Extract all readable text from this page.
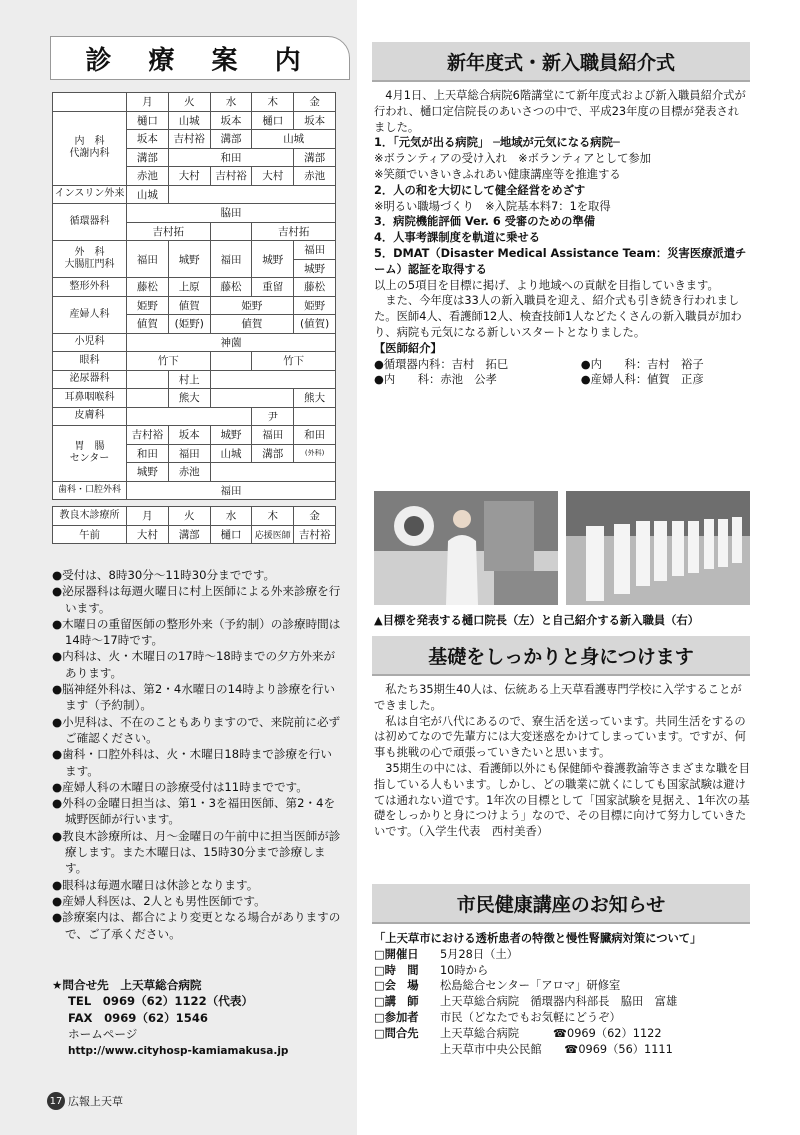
診 療 案 内
	月	火	水	木	金
内　科
代謝内科	樋口	山城	坂本	樋口	坂本
	坂本	吉村裕	溝部	山城	
	溝部	和田			溝部
	赤池	大村	吉村裕	大村	赤池
インスリン外来	山城				
循環器科	脇田				
	吉村拓			吉村拓	
外　科
大腸肛門科	福田	城野	福田	城野	福田
					城野
整形外科	藤松	上原	藤松	重留	藤松
産婦人科	姫野	値賀	姫野		姫野
	値賀	(姫野)	値賀		(値賀)
小児科	神薗				
眼科	竹下			竹下	
泌尿器科		村上			
耳鼻咽喉科		熊大			熊大
皮膚科				尹	
胃　腸
センター	吉村裕	坂本	城野	福田	和田
	和田	福田	山城	溝部	(外科)
	城野	赤池			
歯科・口腔外科	福田				
教良木診療所	月	火	水	木	金
午前	大村	溝部	樋口	応援医師	吉村裕
●受付は、8時30分～11時30分までです。
●泌尿器科は毎週火曜日に村上医師による外来診療を行います。
●木曜日の重留医師の整形外来（予約制）の診療時間は14時～17時です。
●内科は、火・木曜日の17時～18時までの夕方外来があります。
●脳神経外科は、第2・4水曜日の14時より診療を行います（予約制）。
●小児科は、不在のこともありますので、来院前に必ずご確認ください。
●歯科・口腔外科は、火・木曜日18時まで診療を行います。
●産婦人科の木曜日の診療受付は11時までです。
●外科の金曜日担当は、第1・3を福田医師、第2・4を城野医師が行います。
●教良木診療所は、月～金曜日の午前中に担当医師が診療します。また木曜日は、15時30分まで診療します。
●眼科は毎週水曜日は休診となります。
●産婦人科医は、2人とも男性医師です。
●診療案内は、都合により変更となる場合がありますので、ご了承ください。
★問合せ先　上天草総合病院
TEL　0969（62）1122（代表）
FAX　0969（62）1546
ホームページ
http://www.cityhosp-kamiamakusa.jp
17 広報上天草
新年度式・新入職員紹介式

4月1日、上天草総合病院6階講堂にて新年度式および新入職員紹介式が行われ、樋口定信院長のあいさつの中で、平成23年度の目標が発表されました。

1．「元気が出る病院」 ─地域が元気になる病院─
※ボランティアの受け入れ　※ボランティアとして参加
※笑顔でいきいきふれあい健康講座等を推進する
2．人の和を大切にして健全経営をめざす
※明るい職場づくり　※入院基本料7：1を取得
3．病院機能評価 Ver. 6 受審のための準備
4．人事考課制度を軌道に乗せる
5．DMAT（Disaster Medical Assistance Team：災害医療派遣チーム）認証を取得する
以上の5項目を目標に掲げ、より地域への貢献を目指していきます。

また、今年度は33人の新入職員を迎え、紹介式も引き続き行われました。医師4人、看護師12人、検査技師1人などたくさんの新入職員が加わり、病院も元気になる新しいスタートとなりました。

【医師紹介】
●循環器内科：吉村　拓巳	●内　　科：吉村　裕子
●内　　科：赤池　公孝	●産婦人科：値賀　正彦
▲目標を発表する樋口院長（左）と自己紹介する新入職員（右）
基礎をしっかりと身につけます

私たち35期生40人は、伝統ある上天草看護専門学校に入学することができました。

私は自宅が八代にあるので、寮生活を送っています。共同生活をするのは初めてなので先輩方には大変迷惑をかけてしまっています。ですが、何事も挑戦の心で頑張っていきたいと思います。

35期生の中には、看護師以外にも保健師や養護教諭等さまざまな職を目指している人もいます。しかし、どの職業に就くにしても国家試験は避けては通れない道です。1年次の目標として「国家試験を見据え、1年次の基礎をしっかりと身につけよう」なので、その目標に向けて努力していきたいです。（入学生代表　西村美香）

市民健康講座のお知らせ
「上天草市における透析患者の特徴と慢性腎臓病対策について」
□開催日	5月28日（土）
□時　間	10時から
□会　場	松島総合センター「アロマ」研修室
□講　師	上天草総合病院　循環器内科部長　脇田　富雄
□参加者	市民（どなたでもお気軽にどうぞ）
□問合先	上天草総合病院　　　☎0969（62）1122
上天草市中央公民館　　☎0969（56）1111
════
▶ [Stated exercise]: Copy the material exactly. Do not include the pictures.

▶ [Problem solution]:
Extract all readable text from this page.
診 療 案 内
	月	火	水	木	金
内　科
代謝内科	樋口	山城	坂本	樋口	坂本
	坂本	吉村裕	溝部	山城	
	溝部	和田			溝部
	赤池	大村	吉村裕	大村	赤池
インスリン外来	山城				
循環器科	脇田				
	吉村拓			吉村拓	
外　科
大腸肛門科	福田	城野	福田	城野	福田
					城野
整形外科	藤松	上原	藤松	重留	藤松
産婦人科	姫野	値賀	姫野		姫野
	値賀	(姫野)	値賀		(値賀)
小児科	神薗				
眼科	竹下			竹下	
泌尿器科		村上			
耳鼻咽喉科		熊大			熊大
皮膚科				尹	
胃　腸
センター	吉村裕	坂本	城野	福田	和田
	和田	福田	山城	溝部	(外科)
	城野	赤池			
歯科・口腔外科	福田				
教良木診療所	月	火	水	木	金
午前	大村	溝部	樋口	応援医師	吉村裕
●受付は、8時30分～11時30分までです。
●泌尿器科は毎週火曜日に村上医師による外来診療を行います。
●木曜日の重留医師の整形外来（予約制）の診療時間は14時～17時です。
●内科は、火・木曜日の17時～18時までの夕方外来があります。
●脳神経外科は、第2・4水曜日の14時より診療を行います（予約制）。
●小児科は、不在のこともありますので、来院前に必ずご確認ください。
●歯科・口腔外科は、火・木曜日18時まで診療を行います。
●産婦人科の木曜日の診療受付は11時までです。
●外科の金曜日担当は、第1・3を福田医師、第2・4を城野医師が行います。
●教良木診療所は、月～金曜日の午前中に担当医師が診療します。また木曜日は、15時30分まで診療します。
●眼科は毎週水曜日は休診となります。
●産婦人科医は、2人とも男性医師です。
●診療案内は、都合により変更となる場合がありますので、ご了承ください。
★問合せ先　上天草総合病院
TEL　0969（62）1122（代表）
FAX　0969（62）1546
ホームページ
http://www.cityhosp-kamiamakusa.jp
17 広報上天草
新年度式・新入職員紹介式

4月1日、上天草総合病院6階講堂にて新年度式および新入職員紹介式が行われ、樋口定信院長のあいさつの中で、平成23年度の目標が発表されました。

1．「元気が出る病院」 ─地域が元気になる病院─
※ボランティアの受け入れ　※ボランティアとして参加
※笑顔でいきいきふれあい健康講座等を推進する
2．人の和を大切にして健全経営をめざす
※明るい職場づくり　※入院基本料7：1を取得
3．病院機能評価 Ver. 6 受審のための準備
4．人事考課制度を軌道に乗せる
5．DMAT（Disaster Medical Assistance Team：災害医療派遣チーム）認証を取得する
以上の5項目を目標に掲げ、より地域への貢献を目指していきます。

また、今年度は33人の新入職員を迎え、紹介式も引き続き行われました。医師4人、看護師12人、検査技師1人などたくさんの新入職員が加わり、病院も元気になる新しいスタートとなりました。

【医師紹介】
●循環器内科：吉村　拓巳	●内　　科：吉村　裕子
●内　　科：赤池　公孝	●産婦人科：値賀　正彦
▲目標を発表する樋口院長（左）と自己紹介する新入職員（右）
基礎をしっかりと身につけます

私たち35期生40人は、伝統ある上天草看護専門学校に入学することができました。

私は自宅が八代にあるので、寮生活を送っています。共同生活をするのは初めてなので先輩方には大変迷惑をかけてしまっています。ですが、何事も挑戦の心で頑張っていきたいと思います。

35期生の中には、看護師以外にも保健師や養護教諭等さまざまな職を目指している人もいます。しかし、どの職業に就くにしても国家試験は避けては通れない道です。1年次の目標として「国家試験を見据え、1年次の基礎をしっかりと身につけよう」なので、その目標に向けて努力していきたいです。（入学生代表　西村美香）

市民健康講座のお知らせ
「上天草市における透析患者の特徴と慢性腎臓病対策について」
□開催日	5月28日（土）
□時　間	10時から
□会　場	松島総合センター「アロマ」研修室
□講　師	上天草総合病院　循環器内科部長　脇田　富雄
□参加者	市民（どなたでもお気軽にどうぞ）
□問合先	上天草総合病院　　　☎0969（62）1122
上天草市中央公民館　　☎0969（56）1111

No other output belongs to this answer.